◆ Passage shown
+---+

Mom Who Analyzes Fetal Genetic Tests Describes Emotional Struggles



  • I’m a scientist working in a genetic lab analyzing samples from pregnant people.
  • I help determine the viability of a pregnancy and whether there are any genetic conditions.
  • Becoming a mom has changed how I view the work I do — I know what’s at stake.

No one looks forward to me doing my job. I also wish no one needed my services.

Working in the genetics lab, I’m in the business of trying to provide answers during some of life’s most difficult situations. Chromosomes help diagnose cancer, developmental issues, and a variety of viable and less viable conditions present in utero.

Odds are I’ll never actually meet the people whose samples I’m analyzing, but I often know a bit of their backstory. One thing is certain to me: These people are grieving as they wait for the results. Their biological samples come to me, and I literally hold their heartbreak in my hands.

I find genetic testing during pregnancy the hardest to process

For me, it’s the prenatal cases that tend to hit the hardest.

+---+

◆ Given data

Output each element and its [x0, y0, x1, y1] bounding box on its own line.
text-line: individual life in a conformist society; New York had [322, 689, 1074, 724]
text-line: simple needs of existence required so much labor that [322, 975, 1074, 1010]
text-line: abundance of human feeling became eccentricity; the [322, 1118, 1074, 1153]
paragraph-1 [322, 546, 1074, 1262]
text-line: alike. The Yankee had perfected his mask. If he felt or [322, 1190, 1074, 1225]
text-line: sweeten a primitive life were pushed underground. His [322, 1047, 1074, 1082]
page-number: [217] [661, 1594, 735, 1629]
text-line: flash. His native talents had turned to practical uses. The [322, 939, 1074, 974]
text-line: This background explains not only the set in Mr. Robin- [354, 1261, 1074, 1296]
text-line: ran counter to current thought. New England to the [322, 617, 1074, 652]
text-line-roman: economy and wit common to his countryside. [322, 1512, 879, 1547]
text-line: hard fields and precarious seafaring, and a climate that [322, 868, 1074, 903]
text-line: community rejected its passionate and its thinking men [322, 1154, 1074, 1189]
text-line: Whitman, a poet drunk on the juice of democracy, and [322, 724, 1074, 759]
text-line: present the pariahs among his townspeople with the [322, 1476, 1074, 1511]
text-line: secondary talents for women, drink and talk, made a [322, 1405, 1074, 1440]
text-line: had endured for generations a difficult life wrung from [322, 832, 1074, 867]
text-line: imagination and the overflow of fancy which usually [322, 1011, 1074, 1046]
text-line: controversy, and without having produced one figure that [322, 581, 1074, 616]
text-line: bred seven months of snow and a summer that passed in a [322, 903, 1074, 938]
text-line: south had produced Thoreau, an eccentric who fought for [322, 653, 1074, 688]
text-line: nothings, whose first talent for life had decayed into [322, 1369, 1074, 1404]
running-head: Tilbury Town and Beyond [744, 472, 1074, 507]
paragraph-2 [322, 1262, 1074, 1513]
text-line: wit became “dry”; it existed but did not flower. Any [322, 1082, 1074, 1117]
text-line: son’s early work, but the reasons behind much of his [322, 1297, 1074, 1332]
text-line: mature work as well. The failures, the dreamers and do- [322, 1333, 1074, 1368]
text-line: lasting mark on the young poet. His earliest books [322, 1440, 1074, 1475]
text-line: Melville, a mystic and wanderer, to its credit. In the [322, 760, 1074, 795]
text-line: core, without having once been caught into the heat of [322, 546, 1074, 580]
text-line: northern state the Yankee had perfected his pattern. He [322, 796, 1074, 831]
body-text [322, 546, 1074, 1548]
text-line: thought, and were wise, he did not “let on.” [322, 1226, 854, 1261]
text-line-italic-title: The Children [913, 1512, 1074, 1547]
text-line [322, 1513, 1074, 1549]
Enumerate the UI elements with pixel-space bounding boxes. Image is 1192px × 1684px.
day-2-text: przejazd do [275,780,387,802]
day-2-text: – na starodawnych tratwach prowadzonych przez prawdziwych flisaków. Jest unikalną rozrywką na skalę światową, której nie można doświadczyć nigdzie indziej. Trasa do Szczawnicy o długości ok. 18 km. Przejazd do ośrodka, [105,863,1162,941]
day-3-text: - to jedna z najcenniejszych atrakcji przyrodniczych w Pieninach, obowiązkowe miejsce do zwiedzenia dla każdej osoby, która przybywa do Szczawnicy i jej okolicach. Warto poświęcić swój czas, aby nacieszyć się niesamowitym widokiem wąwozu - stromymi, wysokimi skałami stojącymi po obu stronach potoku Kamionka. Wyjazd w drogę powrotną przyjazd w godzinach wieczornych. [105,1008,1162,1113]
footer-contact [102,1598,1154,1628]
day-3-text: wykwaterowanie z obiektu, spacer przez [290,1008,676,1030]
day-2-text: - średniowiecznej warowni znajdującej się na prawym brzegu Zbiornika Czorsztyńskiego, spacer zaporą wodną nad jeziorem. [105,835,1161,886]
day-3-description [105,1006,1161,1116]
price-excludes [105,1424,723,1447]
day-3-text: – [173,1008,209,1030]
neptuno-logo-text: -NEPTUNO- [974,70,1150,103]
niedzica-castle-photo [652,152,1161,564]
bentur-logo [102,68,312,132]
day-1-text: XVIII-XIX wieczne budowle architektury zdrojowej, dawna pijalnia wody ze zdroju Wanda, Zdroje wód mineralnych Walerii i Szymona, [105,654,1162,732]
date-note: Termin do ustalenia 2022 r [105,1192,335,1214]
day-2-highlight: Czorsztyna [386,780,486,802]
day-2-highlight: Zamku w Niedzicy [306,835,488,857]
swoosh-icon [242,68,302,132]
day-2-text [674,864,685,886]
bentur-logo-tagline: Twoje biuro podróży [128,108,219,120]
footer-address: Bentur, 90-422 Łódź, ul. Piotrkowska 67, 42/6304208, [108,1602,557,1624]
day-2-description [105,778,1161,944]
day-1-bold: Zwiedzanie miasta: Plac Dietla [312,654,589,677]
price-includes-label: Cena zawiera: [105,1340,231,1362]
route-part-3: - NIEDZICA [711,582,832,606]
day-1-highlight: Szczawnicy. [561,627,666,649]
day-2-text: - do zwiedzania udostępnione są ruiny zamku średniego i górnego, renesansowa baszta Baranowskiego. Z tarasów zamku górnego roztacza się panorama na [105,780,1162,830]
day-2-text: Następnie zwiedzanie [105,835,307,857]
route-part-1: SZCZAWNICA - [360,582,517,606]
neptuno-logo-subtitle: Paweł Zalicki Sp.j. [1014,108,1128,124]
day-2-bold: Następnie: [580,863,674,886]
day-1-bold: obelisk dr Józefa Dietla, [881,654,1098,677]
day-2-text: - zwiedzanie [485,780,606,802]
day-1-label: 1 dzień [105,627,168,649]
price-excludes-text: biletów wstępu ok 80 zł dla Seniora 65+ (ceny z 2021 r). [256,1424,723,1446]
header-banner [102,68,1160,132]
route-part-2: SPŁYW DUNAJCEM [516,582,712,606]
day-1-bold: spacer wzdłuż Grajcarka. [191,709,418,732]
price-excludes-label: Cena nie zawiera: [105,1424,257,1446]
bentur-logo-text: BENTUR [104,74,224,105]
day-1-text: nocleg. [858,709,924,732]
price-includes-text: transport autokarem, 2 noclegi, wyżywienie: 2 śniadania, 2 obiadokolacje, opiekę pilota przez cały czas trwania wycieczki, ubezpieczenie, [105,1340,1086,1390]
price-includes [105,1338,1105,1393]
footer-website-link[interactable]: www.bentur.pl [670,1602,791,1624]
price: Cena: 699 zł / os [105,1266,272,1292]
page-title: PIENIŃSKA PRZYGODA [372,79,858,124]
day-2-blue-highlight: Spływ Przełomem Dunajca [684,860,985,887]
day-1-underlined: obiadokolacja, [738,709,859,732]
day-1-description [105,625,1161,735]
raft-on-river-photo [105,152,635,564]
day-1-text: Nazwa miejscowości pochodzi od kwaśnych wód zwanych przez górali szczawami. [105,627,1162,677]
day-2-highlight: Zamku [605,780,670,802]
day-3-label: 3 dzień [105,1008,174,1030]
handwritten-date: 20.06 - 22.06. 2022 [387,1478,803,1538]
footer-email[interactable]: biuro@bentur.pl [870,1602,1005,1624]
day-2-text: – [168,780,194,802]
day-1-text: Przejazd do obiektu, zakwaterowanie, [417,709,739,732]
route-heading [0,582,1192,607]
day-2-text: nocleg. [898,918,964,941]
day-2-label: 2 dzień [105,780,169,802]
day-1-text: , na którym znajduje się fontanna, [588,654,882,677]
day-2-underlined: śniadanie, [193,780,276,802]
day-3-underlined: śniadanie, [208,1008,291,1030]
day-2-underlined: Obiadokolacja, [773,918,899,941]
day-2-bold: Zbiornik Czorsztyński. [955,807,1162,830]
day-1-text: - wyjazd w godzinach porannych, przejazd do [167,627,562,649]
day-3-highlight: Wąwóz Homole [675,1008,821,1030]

+---+

◆ What the task asks
Copy, word for word, the passage of the genetics lab article that starts at "Odds are I’ll" and ends at "in my hands.".

◆ Response to this task
Odds are I’ll never actually meet the people whose samples I’m analyzing, but I often know a bit of their backstory. One thing is certain to me: These people are grieving as they wait for the results. Their biological samples come to me, and I literally hold their heartbreak in my hands.